INSTRUCTIONS TO FOLLOW
Look through the listing and locate every line containing the word "JSON"; copy those lines.
--- Start ---
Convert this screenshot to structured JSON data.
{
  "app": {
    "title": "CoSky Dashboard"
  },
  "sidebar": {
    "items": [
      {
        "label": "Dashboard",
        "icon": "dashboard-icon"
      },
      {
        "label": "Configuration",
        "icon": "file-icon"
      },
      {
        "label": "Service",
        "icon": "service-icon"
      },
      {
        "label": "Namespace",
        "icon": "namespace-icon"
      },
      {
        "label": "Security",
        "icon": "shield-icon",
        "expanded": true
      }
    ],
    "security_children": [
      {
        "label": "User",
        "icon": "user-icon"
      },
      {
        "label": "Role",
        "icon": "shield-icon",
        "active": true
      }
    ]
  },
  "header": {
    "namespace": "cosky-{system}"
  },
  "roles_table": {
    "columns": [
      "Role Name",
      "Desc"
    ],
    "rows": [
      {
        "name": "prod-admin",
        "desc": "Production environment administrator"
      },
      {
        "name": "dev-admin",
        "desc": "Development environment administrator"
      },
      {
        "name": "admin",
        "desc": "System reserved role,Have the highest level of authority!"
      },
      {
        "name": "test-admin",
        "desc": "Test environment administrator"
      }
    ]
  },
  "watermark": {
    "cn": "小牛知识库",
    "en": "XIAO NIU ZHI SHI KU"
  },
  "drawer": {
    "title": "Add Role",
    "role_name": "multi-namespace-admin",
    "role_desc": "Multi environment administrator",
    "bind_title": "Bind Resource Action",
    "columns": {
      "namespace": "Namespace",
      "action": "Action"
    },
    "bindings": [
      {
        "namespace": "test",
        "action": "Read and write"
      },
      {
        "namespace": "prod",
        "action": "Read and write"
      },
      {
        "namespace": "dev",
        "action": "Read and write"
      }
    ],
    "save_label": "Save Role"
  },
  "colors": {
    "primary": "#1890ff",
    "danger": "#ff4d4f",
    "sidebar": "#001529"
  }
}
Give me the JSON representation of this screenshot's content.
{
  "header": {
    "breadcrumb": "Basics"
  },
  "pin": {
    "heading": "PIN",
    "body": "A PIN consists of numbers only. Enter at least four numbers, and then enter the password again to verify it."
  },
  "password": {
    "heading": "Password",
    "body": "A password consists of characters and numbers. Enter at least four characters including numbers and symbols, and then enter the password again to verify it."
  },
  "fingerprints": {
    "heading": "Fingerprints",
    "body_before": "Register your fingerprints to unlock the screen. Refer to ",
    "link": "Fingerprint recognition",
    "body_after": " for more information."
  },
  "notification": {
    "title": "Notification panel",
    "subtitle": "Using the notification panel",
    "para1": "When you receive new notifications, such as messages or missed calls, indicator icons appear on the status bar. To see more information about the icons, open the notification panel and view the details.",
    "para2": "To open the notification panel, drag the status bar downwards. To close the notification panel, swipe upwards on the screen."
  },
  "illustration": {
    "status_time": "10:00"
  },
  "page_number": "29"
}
--- End ---
RESPONSE TO THIS EXERCISE
Convert this screenshot to structured JSON data.
Give me the JSON representation of this screenshot's content.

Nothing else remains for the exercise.